- DIRECTIONS
In the entries below, find the line containing "Type out the text in this image.". Copy it and all lines after it, exactly, through the end.

- INPUT

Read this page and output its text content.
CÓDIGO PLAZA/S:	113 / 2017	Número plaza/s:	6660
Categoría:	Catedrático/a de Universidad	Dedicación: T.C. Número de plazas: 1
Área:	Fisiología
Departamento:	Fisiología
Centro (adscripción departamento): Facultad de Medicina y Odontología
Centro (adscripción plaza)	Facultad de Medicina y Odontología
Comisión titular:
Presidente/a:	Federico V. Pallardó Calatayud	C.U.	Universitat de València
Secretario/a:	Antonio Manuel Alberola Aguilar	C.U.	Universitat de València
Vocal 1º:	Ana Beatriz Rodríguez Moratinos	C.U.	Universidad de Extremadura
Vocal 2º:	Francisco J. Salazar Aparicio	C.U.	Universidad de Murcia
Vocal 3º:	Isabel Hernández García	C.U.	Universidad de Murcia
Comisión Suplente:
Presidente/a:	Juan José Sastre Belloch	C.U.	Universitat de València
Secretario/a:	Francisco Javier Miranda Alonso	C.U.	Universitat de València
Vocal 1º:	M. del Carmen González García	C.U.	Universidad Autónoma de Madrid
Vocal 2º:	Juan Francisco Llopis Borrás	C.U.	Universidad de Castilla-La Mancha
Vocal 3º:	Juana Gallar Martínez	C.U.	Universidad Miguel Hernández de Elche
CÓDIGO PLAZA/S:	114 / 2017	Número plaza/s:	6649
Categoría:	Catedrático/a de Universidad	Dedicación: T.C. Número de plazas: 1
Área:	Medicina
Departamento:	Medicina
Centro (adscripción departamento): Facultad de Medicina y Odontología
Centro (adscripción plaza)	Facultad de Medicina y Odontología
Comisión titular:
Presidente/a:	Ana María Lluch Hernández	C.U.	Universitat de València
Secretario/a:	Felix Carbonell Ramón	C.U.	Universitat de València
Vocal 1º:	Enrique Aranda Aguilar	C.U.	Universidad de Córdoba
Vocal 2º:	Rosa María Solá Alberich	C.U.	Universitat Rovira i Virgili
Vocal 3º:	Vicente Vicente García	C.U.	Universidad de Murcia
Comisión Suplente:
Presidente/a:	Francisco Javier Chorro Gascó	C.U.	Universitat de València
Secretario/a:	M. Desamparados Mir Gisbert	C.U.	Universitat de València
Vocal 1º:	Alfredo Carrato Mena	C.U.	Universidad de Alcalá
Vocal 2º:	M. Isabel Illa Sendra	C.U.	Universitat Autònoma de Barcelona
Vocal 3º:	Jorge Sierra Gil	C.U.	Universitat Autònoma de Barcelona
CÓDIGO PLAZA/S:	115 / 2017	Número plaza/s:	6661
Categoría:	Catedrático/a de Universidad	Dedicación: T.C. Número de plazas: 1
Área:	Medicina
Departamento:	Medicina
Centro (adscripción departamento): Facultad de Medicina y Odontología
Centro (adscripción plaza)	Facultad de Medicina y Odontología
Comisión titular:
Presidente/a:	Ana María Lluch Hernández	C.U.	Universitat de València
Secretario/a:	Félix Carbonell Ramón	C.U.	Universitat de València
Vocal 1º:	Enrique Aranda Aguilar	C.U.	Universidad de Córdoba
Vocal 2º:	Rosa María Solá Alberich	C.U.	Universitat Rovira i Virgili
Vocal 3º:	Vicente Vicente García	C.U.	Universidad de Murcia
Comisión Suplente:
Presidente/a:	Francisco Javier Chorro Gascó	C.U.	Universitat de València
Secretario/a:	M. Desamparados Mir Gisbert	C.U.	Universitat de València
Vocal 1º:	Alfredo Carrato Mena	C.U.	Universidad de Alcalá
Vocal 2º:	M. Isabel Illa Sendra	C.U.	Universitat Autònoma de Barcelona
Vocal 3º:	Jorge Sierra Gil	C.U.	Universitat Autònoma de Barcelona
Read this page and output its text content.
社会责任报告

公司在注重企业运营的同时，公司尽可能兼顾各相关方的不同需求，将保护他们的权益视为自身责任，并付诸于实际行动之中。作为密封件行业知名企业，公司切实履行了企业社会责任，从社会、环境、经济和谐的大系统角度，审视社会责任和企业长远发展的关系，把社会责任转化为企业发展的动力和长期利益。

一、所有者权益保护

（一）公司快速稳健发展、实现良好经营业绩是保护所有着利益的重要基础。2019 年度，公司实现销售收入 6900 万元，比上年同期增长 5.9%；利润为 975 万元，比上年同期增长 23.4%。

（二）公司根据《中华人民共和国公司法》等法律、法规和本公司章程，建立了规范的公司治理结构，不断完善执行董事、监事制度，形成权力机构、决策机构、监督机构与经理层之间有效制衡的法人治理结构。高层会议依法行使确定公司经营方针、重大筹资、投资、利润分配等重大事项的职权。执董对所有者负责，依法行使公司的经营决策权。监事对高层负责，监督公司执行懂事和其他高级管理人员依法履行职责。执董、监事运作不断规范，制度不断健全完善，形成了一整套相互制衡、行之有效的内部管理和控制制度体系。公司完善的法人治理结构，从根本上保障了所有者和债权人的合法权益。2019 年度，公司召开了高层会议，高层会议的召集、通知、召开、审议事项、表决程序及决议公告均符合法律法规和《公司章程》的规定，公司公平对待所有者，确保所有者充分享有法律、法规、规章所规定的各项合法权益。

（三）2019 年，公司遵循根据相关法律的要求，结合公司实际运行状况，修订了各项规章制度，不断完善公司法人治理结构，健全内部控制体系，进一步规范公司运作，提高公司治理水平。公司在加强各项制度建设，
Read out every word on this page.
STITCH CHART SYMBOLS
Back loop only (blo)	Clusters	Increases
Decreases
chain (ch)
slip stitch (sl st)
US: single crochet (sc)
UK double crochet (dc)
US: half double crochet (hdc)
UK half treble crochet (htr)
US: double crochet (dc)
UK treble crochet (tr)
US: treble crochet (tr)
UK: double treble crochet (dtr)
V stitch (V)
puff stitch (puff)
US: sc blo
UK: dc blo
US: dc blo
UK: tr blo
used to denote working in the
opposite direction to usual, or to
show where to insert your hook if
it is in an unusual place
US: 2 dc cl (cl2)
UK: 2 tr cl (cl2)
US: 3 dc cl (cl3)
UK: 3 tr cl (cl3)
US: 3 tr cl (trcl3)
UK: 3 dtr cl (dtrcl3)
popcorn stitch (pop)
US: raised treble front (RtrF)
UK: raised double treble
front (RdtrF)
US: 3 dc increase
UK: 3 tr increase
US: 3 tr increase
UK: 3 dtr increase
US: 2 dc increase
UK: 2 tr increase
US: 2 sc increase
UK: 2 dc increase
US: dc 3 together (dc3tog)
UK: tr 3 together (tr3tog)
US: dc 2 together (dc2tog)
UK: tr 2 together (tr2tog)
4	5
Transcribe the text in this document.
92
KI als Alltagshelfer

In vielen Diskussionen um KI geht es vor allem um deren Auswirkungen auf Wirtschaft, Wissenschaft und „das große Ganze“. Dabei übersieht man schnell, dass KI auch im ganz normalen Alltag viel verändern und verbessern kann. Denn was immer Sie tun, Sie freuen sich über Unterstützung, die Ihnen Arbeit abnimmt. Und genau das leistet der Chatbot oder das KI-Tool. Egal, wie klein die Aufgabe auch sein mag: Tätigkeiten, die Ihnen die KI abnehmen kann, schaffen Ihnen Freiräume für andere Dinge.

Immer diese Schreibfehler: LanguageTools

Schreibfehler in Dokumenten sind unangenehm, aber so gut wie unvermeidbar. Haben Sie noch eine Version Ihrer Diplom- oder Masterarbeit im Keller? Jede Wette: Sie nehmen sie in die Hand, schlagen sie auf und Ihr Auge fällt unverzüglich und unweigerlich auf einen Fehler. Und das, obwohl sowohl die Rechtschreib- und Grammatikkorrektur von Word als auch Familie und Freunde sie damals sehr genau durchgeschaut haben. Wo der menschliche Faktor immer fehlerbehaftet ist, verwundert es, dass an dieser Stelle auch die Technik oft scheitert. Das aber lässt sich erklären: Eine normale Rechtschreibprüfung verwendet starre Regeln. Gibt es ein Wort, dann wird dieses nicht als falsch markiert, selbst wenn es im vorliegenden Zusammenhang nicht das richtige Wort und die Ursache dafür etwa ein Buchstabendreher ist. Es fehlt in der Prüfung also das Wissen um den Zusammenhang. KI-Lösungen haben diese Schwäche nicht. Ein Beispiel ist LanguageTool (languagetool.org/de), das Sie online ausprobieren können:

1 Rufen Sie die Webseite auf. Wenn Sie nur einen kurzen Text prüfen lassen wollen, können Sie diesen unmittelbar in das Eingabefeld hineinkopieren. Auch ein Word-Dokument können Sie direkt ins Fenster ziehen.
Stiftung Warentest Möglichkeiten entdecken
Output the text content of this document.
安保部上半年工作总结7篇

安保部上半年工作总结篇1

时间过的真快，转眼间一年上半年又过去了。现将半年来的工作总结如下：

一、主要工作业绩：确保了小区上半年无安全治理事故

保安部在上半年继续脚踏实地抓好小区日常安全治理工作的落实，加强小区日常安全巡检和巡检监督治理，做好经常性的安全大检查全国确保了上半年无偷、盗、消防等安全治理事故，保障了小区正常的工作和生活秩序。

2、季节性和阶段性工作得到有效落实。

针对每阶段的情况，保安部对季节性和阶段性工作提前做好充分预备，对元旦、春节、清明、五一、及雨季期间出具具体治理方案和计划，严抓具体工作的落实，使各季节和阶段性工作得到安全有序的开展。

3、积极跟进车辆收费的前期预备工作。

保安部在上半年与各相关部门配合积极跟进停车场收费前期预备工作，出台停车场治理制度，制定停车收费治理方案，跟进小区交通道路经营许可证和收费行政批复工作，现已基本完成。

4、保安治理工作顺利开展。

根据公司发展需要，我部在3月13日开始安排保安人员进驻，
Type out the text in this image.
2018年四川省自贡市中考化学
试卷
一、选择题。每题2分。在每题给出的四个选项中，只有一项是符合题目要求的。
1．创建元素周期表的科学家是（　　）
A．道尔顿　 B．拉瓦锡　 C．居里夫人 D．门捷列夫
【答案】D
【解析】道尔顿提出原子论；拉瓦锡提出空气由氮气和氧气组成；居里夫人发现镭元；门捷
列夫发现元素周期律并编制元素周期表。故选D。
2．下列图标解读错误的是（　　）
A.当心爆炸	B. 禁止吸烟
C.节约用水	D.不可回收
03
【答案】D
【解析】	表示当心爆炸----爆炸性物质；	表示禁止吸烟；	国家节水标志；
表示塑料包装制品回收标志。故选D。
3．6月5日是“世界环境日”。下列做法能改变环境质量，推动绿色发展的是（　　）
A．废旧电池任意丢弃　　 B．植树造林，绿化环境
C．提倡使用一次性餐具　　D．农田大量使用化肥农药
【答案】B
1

- EXERCISE RESULT
Type out the text in this image.
2018年四川省自贡市中考化学
试卷
一、选择题。每题2分。在每题给出的四个选项中，只有一项是符合题目要求的。
1．创建元素周期表的科学家是（　　）
A．道尔顿　 B．拉瓦锡　 C．居里夫人 D．门捷列夫
【答案】D
【解析】道尔顿提出原子论；拉瓦锡提出空气由氮气和氧气组成；居里夫人发现镭元；门捷
列夫发现元素周期律并编制元素周期表。故选D。
2．下列图标解读错误的是（　　）
A.当心爆炸	B. 禁止吸烟
C.节约用水	D.不可回收
03
【答案】D
【解析】	表示当心爆炸----爆炸性物质；	表示禁止吸烟；	国家节水标志；
表示塑料包装制品回收标志。故选D。
3．6月5日是“世界环境日”。下列做法能改变环境质量，推动绿色发展的是（　　）
A．废旧电池任意丢弃　　 B．植树造林，绿化环境
C．提倡使用一次性餐具　　D．农田大量使用化肥农药
【答案】B
1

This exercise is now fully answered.